> [EXERCISE REQUIREMENTS]
Transcribe the records in full, keeping every character as it is.
* * *
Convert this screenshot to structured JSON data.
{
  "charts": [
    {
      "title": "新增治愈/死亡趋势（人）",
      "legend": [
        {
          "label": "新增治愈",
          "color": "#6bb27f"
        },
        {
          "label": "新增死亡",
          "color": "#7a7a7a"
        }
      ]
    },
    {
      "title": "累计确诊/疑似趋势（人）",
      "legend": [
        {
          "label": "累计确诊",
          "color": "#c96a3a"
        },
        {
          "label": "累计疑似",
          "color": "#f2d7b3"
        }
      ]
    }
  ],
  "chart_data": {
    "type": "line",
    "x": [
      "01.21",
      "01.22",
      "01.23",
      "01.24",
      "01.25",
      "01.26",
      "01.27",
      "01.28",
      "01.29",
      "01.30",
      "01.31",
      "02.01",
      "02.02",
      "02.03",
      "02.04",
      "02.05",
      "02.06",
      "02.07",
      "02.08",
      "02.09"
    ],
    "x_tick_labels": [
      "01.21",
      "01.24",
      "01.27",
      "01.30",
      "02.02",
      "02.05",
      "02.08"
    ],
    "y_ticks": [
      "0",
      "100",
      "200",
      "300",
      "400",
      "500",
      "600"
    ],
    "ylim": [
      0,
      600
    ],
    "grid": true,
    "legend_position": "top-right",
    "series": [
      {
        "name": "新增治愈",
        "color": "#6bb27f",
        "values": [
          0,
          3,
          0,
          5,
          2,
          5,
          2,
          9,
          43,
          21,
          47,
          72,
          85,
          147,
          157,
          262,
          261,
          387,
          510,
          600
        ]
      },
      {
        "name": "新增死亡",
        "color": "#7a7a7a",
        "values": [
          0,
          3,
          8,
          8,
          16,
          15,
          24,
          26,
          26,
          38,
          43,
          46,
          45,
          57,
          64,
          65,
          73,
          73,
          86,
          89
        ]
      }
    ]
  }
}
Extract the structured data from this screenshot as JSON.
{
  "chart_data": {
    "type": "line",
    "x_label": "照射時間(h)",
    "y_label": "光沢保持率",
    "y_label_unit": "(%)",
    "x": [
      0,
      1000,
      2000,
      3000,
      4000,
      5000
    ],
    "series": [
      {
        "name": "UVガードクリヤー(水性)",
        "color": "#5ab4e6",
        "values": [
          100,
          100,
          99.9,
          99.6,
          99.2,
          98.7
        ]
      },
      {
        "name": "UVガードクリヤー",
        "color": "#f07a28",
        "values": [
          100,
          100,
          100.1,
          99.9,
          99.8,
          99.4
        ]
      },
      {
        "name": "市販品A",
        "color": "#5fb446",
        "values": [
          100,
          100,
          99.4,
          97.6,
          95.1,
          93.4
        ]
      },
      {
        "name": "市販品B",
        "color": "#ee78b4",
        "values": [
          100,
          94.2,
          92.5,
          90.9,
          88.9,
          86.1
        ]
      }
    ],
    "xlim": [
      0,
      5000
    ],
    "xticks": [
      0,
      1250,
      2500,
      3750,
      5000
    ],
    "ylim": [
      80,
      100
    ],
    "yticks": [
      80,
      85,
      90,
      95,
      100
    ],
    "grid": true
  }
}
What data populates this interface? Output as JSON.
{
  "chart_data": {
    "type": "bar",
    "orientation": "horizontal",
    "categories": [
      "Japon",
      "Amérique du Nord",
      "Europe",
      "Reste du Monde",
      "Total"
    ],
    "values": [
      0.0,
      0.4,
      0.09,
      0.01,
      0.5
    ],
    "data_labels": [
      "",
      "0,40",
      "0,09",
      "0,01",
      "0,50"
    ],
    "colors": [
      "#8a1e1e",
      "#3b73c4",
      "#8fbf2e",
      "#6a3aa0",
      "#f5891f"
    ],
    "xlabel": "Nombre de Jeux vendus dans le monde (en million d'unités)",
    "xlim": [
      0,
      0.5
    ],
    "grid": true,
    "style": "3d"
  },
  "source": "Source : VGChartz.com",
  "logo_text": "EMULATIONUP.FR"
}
* * *
> [ANSWER]
Convert this screenshot to structured JSON data.
{
  "charts": [
    {
      "title": "新增治愈/死亡趋势（人）",
      "legend": [
        {
          "label": "新增治愈",
          "color": "#6bb27f"
        },
        {
          "label": "新增死亡",
          "color": "#7a7a7a"
        }
      ]
    },
    {
      "title": "累计确诊/疑似趋势（人）",
      "legend": [
        {
          "label": "累计确诊",
          "color": "#c96a3a"
        },
        {
          "label": "累计疑似",
          "color": "#f2d7b3"
        }
      ]
    }
  ],
  "chart_data": {
    "type": "line",
    "x": [
      "01.21",
      "01.22",
      "01.23",
      "01.24",
      "01.25",
      "01.26",
      "01.27",
      "01.28",
      "01.29",
      "01.30",
      "01.31",
      "02.01",
      "02.02",
      "02.03",
      "02.04",
      "02.05",
      "02.06",
      "02.07",
      "02.08",
      "02.09"
    ],
    "x_tick_labels": [
      "01.21",
      "01.24",
      "01.27",
      "01.30",
      "02.02",
      "02.05",
      "02.08"
    ],
    "y_ticks": [
      "0",
      "100",
      "200",
      "300",
      "400",
      "500",
      "600"
    ],
    "ylim": [
      0,
      600
    ],
    "grid": true,
    "legend_position": "top-right",
    "series": [
      {
        "name": "新增治愈",
        "color": "#6bb27f",
        "values": [
          0,
          3,
          0,
          5,
          2,
          5,
          2,
          9,
          43,
          21,
          47,
          72,
          85,
          147,
          157,
          262,
          261,
          387,
          510,
          600
        ]
      },
      {
        "name": "新增死亡",
        "color": "#7a7a7a",
        "values": [
          0,
          3,
          8,
          8,
          16,
          15,
          24,
          26,
          26,
          38,
          43,
          46,
          45,
          57,
          64,
          65,
          73,
          73,
          86,
          89
        ]
      }
    ]
  }
}
Extract the structured data from this screenshot as JSON.
{
  "chart_data": {
    "type": "line",
    "x_label": "照射時間(h)",
    "y_label": "光沢保持率",
    "y_label_unit": "(%)",
    "x": [
      0,
      1000,
      2000,
      3000,
      4000,
      5000
    ],
    "series": [
      {
        "name": "UVガードクリヤー(水性)",
        "color": "#5ab4e6",
        "values": [
          100,
          100,
          99.9,
          99.6,
          99.2,
          98.7
        ]
      },
      {
        "name": "UVガードクリヤー",
        "color": "#f07a28",
        "values": [
          100,
          100,
          100.1,
          99.9,
          99.8,
          99.4
        ]
      },
      {
        "name": "市販品A",
        "color": "#5fb446",
        "values": [
          100,
          100,
          99.4,
          97.6,
          95.1,
          93.4
        ]
      },
      {
        "name": "市販品B",
        "color": "#ee78b4",
        "values": [
          100,
          94.2,
          92.5,
          90.9,
          88.9,
          86.1
        ]
      }
    ],
    "xlim": [
      0,
      5000
    ],
    "xticks": [
      0,
      1250,
      2500,
      3750,
      5000
    ],
    "ylim": [
      80,
      100
    ],
    "yticks": [
      80,
      85,
      90,
      95,
      100
    ],
    "grid": true
  }
}
What data populates this interface? Output as JSON.
{
  "chart_data": {
    "type": "bar",
    "orientation": "horizontal",
    "categories": [
      "Japon",
      "Amérique du Nord",
      "Europe",
      "Reste du Monde",
      "Total"
    ],
    "values": [
      0.0,
      0.4,
      0.09,
      0.01,
      0.5
    ],
    "data_labels": [
      "",
      "0,40",
      "0,09",
      "0,01",
      "0,50"
    ],
    "colors": [
      "#8a1e1e",
      "#3b73c4",
      "#8fbf2e",
      "#6a3aa0",
      "#f5891f"
    ],
    "xlabel": "Nombre de Jeux vendus dans le monde (en million d'unités)",
    "xlim": [
      0,
      0.5
    ],
    "grid": true,
    "style": "3d"
  },
  "source": "Source : VGChartz.com",
  "logo_text": "EMULATIONUP.FR"
}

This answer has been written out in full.